• Auszug aus Quelle:
-------
Ingolstadt
Gute Freunde kann niemand trennen

Über blühende Beziehungen mit Partnerstädten und finanzielle Schmerzgrenzen beim Schüleraustausch

27.11.2013 | Stand 02.12.2020, 23:22 Uhr

Auf 50 Jahre herzliche Partnerschaft zwischen Carrara und Ingolstadt: Die Bürgermeister Angelo Zubbani (l.) und Alfred Lehmann unterzeichneten zum Jubiläum 2012 im Rathaus der italienischen Stadt einen neuen Freundschaftsvertrag und tauschten ihre Fahnen aus. Arch - foto: Tölle

Ingolstadt (DK) Der Austausch mit den neun Ingolstädter Partnerstädten verläuft weiter sehr rege. Das bestätigte gestern der Kulturausschuss. An den Flugkosten für Moskaubesuche entzündete sich eine kurze Grundsatzdiskussion über den Nutzen von Schüleraustauschprojekten, die Eltern sehr teuer kommen.
-------
Einträge zu umrahmten Elementen:
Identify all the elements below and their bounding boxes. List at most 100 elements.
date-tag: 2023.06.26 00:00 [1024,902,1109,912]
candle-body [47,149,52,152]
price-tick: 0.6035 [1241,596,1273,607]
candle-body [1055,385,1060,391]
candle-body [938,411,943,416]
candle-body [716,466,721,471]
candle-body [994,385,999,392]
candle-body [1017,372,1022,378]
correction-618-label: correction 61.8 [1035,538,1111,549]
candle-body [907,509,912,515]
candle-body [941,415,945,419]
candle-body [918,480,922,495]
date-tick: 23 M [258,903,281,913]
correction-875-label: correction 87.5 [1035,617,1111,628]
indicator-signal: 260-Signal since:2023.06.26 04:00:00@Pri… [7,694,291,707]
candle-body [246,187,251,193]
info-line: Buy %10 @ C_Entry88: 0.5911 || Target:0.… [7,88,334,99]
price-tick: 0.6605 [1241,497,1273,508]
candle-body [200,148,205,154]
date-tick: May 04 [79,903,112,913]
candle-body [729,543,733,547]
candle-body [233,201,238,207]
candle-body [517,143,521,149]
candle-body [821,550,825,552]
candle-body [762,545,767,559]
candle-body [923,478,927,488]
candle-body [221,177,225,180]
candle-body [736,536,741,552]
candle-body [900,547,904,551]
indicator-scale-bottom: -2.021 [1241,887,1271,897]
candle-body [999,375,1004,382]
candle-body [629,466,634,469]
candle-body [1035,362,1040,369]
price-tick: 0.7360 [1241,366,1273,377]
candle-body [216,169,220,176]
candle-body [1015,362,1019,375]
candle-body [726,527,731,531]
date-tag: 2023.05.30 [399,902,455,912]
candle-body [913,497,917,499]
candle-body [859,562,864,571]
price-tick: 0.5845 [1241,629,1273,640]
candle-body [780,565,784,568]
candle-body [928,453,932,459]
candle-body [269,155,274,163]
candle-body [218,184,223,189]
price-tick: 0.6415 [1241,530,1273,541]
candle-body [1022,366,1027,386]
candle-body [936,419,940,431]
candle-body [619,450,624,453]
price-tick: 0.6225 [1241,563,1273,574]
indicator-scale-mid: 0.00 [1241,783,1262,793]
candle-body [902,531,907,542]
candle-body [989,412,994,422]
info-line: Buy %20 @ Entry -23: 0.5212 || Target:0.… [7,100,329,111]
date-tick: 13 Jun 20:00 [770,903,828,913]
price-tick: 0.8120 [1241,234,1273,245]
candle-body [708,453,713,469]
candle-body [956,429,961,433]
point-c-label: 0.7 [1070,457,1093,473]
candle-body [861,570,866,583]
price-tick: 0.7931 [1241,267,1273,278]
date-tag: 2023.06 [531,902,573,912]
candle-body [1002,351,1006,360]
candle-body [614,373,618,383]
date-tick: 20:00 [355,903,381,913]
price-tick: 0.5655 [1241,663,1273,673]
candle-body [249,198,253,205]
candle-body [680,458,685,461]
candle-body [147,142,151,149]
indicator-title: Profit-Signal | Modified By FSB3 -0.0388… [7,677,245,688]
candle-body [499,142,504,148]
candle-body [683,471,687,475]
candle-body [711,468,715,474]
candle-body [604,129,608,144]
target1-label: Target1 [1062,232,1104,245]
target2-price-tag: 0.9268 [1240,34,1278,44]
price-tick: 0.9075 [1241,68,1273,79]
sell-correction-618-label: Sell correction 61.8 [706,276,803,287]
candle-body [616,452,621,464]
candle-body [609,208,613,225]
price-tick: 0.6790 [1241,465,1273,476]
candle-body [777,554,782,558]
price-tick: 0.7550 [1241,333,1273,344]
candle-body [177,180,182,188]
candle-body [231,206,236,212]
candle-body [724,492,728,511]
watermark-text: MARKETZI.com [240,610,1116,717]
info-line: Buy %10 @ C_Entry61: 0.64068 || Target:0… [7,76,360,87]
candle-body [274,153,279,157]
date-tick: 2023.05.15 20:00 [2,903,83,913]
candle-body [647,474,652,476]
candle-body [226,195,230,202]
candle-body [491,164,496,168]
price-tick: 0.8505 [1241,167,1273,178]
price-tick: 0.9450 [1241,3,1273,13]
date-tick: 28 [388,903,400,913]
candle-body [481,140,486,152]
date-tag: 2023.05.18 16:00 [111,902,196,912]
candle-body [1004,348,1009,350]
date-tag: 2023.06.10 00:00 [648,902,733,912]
-------
• Übungsaufgaben:
[1] Schreiben Sie den Artikel über die Ingolstädter Partnerstädte vollständig und wortgetreu ab.
[2] Geben Sie die Einträge vom Anfang bis einschließlich der Zeile mit „candle-body [907,509,912,515]“ erneut wieder und ersetzen Sie darin jedes „candle-body“ durch „Kerzenkörper“. Alles Übrige bleibt unverändert.

• Lösungen im Einzelnen:
[1]
Ingolstadt
Gute Freunde kann niemand trennen

Über blühende Beziehungen mit Partnerstädten und finanzielle Schmerzgrenzen beim Schüleraustausch

27.11.2013 | Stand 02.12.2020, 23:22 Uhr

Auf 50 Jahre herzliche Partnerschaft zwischen Carrara und Ingolstadt: Die Bürgermeister Angelo Zubbani (l.) und Alfred Lehmann unterzeichneten zum Jubiläum 2012 im Rathaus der italienischen Stadt einen neuen Freundschaftsvertrag und tauschten ihre Fahnen aus. Arch - foto: Tölle

Ingolstadt (DK) Der Austausch mit den neun Ingolstädter Partnerstädten verläuft weiter sehr rege. Das bestätigte gestern der Kulturausschuss. An den Flugkosten für Moskaubesuche entzündete sich eine kurze Grundsatzdiskussion über den Nutzen von Schüleraustauschprojekten, die Eltern sehr teuer kommen.

[2]
Identify all the elements below and their bounding boxes. List at most 100 elements.
date-tag: 2023.06.26 00:00 [1024,902,1109,912]
Kerzenkörper [47,149,52,152]
price-tick: 0.6035 [1241,596,1273,607]
Kerzenkörper [1055,385,1060,391]
Kerzenkörper [938,411,943,416]
Kerzenkörper [716,466,721,471]
Kerzenkörper [994,385,999,392]
Kerzenkörper [1017,372,1022,378]
correction-618-label: correction 61.8 [1035,538,1111,549]
Kerzenkörper [907,509,912,515]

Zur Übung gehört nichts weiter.